Directive:
Gather up all lines that carry the word "here".

Data lines:
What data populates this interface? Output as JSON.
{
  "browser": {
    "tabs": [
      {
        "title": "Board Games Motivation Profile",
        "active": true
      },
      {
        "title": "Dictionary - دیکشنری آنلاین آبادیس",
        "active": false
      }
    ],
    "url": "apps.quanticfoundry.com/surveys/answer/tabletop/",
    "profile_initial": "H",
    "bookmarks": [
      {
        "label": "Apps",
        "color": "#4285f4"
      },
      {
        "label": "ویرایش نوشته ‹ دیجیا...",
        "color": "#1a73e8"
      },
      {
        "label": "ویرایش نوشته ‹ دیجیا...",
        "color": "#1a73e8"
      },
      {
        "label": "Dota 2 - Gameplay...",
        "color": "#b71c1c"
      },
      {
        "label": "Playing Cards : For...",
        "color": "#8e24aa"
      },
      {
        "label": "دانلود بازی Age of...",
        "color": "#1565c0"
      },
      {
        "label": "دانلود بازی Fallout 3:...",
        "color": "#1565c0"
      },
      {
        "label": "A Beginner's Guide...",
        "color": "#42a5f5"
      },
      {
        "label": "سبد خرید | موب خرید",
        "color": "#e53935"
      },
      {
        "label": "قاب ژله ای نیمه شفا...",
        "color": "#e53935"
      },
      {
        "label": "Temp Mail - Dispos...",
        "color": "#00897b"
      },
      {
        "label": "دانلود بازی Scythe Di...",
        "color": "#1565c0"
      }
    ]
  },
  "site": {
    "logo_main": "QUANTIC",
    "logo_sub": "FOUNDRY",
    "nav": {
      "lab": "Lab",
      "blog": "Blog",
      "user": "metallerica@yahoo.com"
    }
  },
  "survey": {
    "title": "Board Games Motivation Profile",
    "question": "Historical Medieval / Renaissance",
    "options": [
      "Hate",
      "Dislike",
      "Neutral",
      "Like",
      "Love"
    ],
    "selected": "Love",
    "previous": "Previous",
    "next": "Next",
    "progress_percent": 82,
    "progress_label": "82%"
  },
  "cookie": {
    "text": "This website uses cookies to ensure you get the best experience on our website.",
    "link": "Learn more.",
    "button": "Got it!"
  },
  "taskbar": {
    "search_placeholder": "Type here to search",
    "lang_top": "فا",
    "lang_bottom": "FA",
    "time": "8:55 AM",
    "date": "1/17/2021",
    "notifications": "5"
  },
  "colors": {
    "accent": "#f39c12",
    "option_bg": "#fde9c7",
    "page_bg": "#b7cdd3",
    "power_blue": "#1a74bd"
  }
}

* * *

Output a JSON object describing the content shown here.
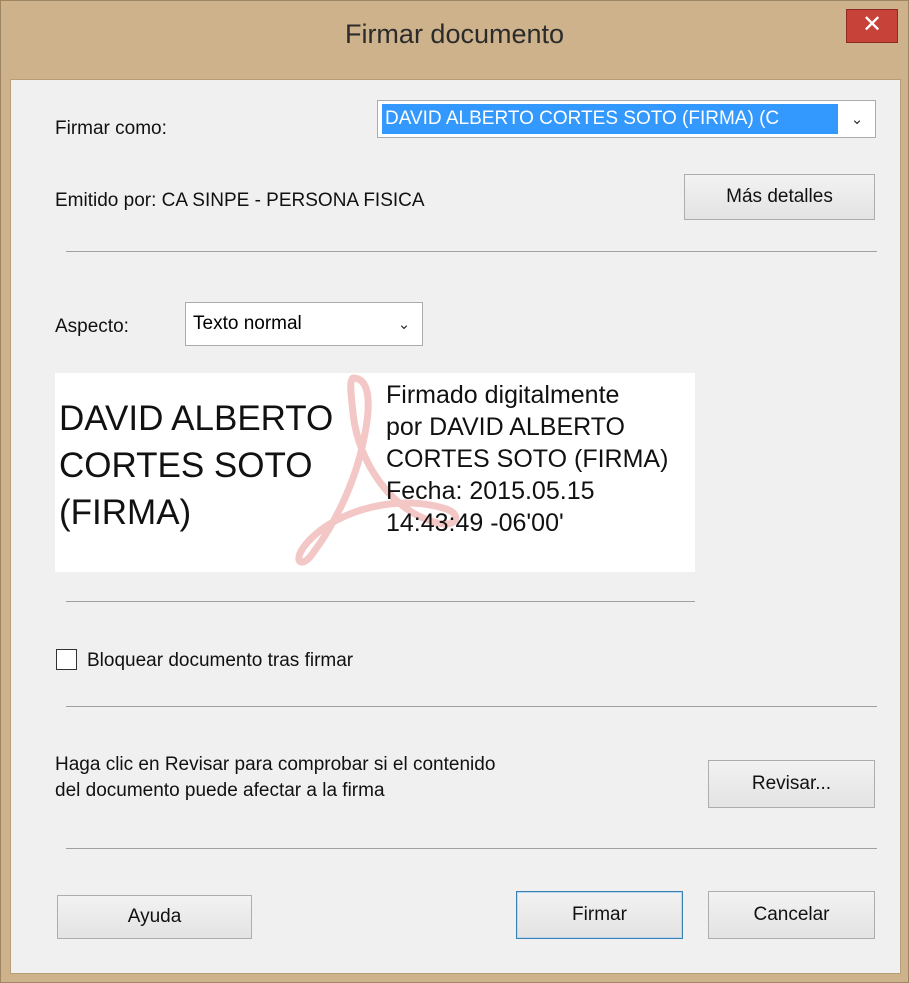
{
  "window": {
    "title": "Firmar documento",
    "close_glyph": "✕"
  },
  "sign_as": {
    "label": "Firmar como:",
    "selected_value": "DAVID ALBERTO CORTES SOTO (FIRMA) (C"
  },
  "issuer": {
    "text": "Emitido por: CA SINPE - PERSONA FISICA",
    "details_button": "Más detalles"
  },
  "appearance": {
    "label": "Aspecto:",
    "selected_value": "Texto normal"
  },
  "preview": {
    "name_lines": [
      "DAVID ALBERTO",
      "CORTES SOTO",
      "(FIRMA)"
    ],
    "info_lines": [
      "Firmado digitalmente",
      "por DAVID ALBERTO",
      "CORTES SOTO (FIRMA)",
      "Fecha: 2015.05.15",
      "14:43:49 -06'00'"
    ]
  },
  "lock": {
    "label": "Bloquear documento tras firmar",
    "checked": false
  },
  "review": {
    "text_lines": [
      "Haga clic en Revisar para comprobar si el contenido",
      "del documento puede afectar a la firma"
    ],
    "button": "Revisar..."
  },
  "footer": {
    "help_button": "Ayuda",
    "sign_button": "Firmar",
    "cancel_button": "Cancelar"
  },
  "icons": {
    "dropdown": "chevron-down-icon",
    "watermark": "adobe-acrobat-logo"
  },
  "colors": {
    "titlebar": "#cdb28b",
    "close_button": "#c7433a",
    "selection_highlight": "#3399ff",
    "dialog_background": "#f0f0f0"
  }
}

Solution for this problem:
    "search_placeholder": "Type here to search",
Output a JSON object describing the content shown here.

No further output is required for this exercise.